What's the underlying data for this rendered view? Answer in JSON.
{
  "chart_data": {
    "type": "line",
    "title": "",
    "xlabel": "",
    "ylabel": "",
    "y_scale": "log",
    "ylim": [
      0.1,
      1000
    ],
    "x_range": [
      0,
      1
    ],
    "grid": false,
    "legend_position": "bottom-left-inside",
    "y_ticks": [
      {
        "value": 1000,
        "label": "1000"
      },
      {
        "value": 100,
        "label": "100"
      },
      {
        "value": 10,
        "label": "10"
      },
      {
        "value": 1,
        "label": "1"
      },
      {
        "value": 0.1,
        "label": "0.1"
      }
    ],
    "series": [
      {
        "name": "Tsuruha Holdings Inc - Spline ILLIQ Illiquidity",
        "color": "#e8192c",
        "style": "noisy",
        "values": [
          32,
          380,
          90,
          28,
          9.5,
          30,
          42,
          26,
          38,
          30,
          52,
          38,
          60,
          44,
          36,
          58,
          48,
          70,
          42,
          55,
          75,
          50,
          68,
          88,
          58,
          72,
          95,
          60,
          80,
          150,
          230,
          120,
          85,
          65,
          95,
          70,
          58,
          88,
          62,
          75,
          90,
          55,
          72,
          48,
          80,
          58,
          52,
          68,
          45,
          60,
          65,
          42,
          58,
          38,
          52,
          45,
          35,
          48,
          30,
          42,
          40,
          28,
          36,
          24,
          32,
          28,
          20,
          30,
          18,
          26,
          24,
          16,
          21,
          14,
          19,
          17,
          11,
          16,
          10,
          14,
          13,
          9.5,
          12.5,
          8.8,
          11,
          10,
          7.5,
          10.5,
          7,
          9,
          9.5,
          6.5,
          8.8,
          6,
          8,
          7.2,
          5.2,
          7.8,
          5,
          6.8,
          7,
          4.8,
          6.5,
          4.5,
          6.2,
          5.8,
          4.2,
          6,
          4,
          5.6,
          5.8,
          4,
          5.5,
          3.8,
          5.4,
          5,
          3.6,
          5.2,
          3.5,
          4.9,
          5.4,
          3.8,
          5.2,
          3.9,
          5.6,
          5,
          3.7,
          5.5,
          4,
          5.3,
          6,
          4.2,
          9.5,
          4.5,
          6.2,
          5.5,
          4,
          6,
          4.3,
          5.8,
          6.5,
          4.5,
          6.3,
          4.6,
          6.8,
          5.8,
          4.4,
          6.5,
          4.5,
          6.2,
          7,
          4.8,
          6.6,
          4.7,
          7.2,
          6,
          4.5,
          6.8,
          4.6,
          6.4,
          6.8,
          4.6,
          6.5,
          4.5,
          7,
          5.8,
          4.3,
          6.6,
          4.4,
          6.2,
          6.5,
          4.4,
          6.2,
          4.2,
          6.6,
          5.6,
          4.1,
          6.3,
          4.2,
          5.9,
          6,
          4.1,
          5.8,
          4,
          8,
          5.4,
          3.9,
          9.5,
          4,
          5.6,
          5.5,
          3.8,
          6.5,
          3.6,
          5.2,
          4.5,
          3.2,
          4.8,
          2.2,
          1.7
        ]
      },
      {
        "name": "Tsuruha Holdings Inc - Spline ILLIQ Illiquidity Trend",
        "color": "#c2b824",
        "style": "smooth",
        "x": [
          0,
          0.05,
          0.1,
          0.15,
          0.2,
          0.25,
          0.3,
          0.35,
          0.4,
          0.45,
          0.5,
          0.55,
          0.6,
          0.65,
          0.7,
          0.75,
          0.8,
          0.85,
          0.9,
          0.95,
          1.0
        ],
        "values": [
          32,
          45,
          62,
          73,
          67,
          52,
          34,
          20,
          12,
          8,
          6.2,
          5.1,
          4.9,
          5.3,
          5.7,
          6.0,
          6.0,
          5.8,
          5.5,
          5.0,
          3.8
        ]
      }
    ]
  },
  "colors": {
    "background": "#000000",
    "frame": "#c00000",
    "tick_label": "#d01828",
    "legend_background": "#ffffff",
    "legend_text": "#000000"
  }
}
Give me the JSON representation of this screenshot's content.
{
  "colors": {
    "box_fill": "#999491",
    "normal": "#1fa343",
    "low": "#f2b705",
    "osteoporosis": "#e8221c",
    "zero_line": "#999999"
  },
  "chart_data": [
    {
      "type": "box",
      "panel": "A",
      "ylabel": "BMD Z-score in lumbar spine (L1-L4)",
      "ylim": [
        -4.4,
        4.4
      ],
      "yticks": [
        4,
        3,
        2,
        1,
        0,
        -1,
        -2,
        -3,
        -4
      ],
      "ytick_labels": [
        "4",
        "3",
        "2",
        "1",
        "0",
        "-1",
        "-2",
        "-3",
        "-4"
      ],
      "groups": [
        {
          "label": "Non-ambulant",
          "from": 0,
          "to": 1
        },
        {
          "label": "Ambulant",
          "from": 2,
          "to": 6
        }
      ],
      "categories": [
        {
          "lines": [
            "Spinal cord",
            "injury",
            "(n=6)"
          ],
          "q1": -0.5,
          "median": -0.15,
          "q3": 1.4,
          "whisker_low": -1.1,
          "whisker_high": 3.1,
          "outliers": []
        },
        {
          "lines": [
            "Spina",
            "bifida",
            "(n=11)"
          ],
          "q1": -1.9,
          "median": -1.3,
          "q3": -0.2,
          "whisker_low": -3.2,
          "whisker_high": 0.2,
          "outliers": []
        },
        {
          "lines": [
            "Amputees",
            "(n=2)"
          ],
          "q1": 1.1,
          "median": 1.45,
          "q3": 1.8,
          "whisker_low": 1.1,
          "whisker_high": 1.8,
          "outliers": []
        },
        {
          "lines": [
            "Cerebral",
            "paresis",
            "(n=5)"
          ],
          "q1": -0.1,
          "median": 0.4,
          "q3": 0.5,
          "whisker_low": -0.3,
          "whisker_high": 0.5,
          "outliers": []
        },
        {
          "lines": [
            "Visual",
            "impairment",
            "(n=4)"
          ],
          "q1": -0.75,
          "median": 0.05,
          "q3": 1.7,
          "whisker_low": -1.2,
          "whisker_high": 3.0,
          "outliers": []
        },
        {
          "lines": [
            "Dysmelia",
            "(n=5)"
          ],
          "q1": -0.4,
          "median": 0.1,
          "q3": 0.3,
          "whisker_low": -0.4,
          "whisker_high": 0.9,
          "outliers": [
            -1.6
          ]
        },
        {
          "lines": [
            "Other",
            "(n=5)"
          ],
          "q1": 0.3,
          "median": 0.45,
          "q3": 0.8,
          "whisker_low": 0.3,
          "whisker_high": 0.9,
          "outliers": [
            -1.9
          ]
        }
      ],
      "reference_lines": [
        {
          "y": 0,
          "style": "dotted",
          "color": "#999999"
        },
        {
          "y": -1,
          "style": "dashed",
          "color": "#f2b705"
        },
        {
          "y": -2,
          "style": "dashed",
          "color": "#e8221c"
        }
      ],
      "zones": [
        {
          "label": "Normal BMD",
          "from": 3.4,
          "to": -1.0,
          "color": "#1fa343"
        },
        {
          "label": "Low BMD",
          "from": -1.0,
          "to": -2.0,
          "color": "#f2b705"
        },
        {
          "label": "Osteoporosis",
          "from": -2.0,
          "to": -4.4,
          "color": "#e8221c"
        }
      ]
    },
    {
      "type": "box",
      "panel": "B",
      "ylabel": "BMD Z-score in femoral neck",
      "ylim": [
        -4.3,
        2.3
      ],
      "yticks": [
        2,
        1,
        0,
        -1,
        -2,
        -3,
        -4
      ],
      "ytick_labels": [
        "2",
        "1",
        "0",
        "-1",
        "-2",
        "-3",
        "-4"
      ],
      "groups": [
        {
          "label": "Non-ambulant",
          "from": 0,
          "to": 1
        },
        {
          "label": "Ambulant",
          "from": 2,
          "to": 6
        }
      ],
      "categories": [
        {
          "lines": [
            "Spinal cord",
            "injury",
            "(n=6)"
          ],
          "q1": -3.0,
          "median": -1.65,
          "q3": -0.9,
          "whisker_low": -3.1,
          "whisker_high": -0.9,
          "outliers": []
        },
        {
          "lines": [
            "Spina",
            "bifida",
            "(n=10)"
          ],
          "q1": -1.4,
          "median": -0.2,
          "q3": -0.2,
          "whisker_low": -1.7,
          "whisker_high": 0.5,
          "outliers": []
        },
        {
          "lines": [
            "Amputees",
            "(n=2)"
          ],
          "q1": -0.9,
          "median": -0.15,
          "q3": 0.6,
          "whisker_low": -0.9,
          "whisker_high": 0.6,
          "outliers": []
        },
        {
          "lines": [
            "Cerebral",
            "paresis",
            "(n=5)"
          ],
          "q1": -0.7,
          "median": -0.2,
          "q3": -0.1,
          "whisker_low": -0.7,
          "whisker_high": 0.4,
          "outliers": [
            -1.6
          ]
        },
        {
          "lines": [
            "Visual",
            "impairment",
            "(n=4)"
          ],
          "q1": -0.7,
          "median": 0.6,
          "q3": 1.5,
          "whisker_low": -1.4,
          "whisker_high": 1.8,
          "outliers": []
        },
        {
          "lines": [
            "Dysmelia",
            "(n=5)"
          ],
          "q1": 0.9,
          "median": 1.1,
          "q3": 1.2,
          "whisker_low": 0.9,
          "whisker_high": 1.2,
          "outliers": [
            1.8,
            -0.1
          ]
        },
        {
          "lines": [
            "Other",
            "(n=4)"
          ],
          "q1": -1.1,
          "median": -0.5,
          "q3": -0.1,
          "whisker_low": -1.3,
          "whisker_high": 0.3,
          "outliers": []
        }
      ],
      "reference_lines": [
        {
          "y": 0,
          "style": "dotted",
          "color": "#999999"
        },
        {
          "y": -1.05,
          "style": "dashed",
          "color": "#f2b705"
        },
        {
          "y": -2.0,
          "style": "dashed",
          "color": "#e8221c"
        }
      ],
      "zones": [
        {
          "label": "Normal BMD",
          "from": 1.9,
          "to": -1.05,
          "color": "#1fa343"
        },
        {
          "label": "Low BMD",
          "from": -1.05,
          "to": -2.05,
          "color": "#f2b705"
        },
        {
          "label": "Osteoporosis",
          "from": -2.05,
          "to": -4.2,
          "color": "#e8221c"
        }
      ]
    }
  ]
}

...

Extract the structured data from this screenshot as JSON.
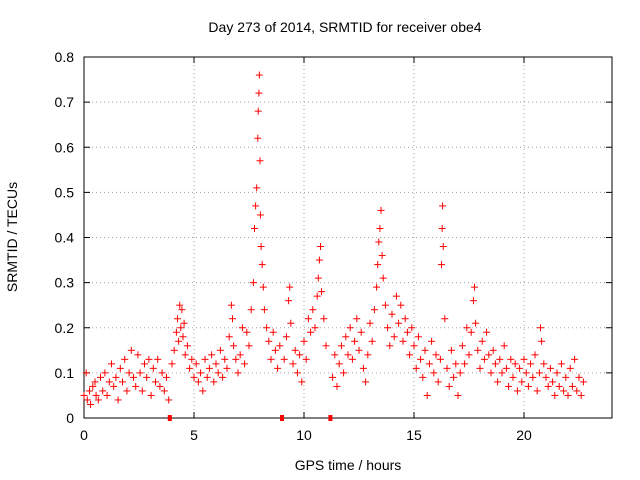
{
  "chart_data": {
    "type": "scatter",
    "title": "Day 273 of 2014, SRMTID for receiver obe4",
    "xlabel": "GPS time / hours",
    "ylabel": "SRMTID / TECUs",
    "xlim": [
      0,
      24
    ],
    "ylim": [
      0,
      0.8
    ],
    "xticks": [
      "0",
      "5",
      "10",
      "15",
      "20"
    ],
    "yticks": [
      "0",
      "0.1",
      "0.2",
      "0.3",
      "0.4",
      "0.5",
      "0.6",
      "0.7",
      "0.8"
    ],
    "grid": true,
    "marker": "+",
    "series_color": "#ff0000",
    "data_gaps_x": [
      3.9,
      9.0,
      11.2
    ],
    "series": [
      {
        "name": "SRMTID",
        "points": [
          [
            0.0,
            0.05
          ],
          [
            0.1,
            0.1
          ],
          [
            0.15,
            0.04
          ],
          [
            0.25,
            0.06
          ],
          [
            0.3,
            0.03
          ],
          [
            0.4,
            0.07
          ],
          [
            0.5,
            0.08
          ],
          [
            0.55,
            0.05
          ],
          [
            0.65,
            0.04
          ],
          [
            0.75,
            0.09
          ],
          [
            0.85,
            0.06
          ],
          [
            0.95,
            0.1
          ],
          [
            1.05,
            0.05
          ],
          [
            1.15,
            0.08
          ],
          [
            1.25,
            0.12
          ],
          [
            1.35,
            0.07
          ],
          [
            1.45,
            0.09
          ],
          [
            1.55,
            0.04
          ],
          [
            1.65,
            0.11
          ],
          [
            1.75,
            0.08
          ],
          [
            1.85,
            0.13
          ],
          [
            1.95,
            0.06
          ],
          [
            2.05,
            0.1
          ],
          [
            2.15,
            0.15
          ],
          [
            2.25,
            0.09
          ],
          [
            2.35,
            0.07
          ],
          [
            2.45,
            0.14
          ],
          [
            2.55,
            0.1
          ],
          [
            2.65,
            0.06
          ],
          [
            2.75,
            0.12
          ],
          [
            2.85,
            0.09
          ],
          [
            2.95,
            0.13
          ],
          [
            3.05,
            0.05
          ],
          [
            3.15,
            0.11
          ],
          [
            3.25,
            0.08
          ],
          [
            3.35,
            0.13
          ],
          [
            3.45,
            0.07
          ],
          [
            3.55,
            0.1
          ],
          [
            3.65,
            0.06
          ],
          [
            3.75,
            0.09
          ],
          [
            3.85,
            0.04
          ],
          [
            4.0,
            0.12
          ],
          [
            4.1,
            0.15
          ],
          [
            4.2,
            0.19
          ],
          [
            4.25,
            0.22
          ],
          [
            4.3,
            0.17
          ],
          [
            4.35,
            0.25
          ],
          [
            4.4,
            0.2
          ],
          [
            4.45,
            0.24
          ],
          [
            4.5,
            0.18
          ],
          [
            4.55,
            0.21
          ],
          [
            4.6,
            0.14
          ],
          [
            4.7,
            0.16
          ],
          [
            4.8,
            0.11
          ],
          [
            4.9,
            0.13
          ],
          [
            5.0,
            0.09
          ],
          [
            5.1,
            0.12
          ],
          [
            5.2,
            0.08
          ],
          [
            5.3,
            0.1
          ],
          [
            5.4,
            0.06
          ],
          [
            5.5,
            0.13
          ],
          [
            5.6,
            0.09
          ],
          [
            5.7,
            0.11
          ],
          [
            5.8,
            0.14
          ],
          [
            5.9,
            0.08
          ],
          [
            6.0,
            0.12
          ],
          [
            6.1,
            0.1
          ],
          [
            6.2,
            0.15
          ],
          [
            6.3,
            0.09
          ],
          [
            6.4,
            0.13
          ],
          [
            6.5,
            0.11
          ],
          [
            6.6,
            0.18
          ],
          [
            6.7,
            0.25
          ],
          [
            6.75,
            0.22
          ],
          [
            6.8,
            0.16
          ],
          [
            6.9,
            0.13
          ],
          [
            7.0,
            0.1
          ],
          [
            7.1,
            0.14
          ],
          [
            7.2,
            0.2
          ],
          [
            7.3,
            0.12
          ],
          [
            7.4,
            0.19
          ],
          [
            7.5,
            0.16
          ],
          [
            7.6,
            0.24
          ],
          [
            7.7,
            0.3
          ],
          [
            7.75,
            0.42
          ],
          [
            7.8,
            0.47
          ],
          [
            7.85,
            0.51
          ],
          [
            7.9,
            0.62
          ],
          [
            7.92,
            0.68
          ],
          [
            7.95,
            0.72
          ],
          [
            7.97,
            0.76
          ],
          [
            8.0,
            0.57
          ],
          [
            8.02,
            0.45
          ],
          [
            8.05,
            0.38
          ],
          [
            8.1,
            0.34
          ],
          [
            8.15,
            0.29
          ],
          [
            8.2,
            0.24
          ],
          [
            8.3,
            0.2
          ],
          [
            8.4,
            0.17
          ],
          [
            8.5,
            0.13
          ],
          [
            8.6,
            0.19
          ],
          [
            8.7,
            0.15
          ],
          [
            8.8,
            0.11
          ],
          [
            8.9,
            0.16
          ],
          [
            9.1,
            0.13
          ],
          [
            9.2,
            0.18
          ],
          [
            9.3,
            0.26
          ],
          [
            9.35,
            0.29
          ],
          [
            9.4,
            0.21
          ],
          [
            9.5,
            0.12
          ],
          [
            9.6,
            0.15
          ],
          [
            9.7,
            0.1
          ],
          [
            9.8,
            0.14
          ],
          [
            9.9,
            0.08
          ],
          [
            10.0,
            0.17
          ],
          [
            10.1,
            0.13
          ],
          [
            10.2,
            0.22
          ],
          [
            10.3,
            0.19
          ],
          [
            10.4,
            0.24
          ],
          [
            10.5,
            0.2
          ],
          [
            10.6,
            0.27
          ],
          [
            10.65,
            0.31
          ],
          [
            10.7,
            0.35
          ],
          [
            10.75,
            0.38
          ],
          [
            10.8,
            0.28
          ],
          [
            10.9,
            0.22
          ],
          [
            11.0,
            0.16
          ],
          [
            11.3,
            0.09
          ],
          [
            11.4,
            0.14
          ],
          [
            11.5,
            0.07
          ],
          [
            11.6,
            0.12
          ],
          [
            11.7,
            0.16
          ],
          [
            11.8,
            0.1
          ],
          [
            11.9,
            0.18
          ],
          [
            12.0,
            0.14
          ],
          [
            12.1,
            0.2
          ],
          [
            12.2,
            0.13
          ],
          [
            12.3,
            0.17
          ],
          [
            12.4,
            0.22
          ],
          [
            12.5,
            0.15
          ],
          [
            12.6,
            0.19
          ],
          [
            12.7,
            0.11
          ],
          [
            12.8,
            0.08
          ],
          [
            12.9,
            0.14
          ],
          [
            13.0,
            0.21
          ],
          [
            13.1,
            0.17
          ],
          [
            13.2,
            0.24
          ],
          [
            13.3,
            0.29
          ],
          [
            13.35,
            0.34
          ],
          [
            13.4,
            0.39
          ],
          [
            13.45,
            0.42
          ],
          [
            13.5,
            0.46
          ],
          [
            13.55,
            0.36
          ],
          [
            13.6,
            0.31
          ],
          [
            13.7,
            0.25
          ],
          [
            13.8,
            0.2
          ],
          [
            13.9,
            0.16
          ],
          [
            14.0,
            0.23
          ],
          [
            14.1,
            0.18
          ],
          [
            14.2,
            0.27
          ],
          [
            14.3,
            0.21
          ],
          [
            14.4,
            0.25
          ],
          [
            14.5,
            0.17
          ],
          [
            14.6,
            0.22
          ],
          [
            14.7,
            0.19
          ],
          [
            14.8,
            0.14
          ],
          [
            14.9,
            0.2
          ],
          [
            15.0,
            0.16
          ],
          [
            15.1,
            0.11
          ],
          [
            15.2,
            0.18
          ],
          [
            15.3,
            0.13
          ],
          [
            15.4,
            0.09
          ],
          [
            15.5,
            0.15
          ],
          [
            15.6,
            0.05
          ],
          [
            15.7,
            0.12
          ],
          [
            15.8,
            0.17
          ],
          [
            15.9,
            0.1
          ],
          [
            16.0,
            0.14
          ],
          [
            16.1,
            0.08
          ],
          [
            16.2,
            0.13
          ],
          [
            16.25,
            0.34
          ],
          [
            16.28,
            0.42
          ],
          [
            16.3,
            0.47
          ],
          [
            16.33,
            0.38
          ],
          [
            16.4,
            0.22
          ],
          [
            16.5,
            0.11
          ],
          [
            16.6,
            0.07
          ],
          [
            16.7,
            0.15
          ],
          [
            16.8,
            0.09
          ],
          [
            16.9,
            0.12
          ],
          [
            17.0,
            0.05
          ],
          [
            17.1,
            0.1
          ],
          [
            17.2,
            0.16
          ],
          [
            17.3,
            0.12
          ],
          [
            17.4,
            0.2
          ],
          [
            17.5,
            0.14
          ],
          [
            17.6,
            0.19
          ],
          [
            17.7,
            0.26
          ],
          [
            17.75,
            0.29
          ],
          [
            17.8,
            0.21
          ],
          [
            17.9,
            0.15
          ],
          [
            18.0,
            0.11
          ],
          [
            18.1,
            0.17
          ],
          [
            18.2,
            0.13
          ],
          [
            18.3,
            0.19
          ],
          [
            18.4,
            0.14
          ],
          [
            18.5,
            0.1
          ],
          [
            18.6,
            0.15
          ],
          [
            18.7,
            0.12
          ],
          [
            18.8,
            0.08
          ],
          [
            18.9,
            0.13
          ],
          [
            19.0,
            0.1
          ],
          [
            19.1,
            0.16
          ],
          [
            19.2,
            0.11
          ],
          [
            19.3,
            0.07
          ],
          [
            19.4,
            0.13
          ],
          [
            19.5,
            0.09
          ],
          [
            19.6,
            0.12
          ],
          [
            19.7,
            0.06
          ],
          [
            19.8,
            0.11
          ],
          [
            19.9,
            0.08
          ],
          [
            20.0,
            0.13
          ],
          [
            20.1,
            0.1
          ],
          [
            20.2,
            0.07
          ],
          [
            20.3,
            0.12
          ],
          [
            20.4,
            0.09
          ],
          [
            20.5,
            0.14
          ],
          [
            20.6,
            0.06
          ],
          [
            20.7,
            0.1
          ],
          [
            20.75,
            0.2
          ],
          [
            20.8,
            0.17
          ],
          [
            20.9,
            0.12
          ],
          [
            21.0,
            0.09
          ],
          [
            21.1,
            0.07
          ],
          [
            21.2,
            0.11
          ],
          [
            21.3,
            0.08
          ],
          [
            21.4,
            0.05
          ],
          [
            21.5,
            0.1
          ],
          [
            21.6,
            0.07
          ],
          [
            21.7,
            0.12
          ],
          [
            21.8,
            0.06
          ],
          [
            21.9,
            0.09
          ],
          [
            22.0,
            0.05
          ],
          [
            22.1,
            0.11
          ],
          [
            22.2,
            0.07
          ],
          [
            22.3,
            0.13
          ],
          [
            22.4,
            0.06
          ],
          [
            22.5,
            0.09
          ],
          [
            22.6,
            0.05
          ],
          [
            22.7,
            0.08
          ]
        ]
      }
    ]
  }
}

■ **Exercise task**
Return each line among the entries that holds the word "JSON".

■ **Written solution**
What's the underlying data for this rendered view? Answer in JSON.
Give me the JSON representation of this screenshot's content.
Extract the structured data from this screenshot as JSON.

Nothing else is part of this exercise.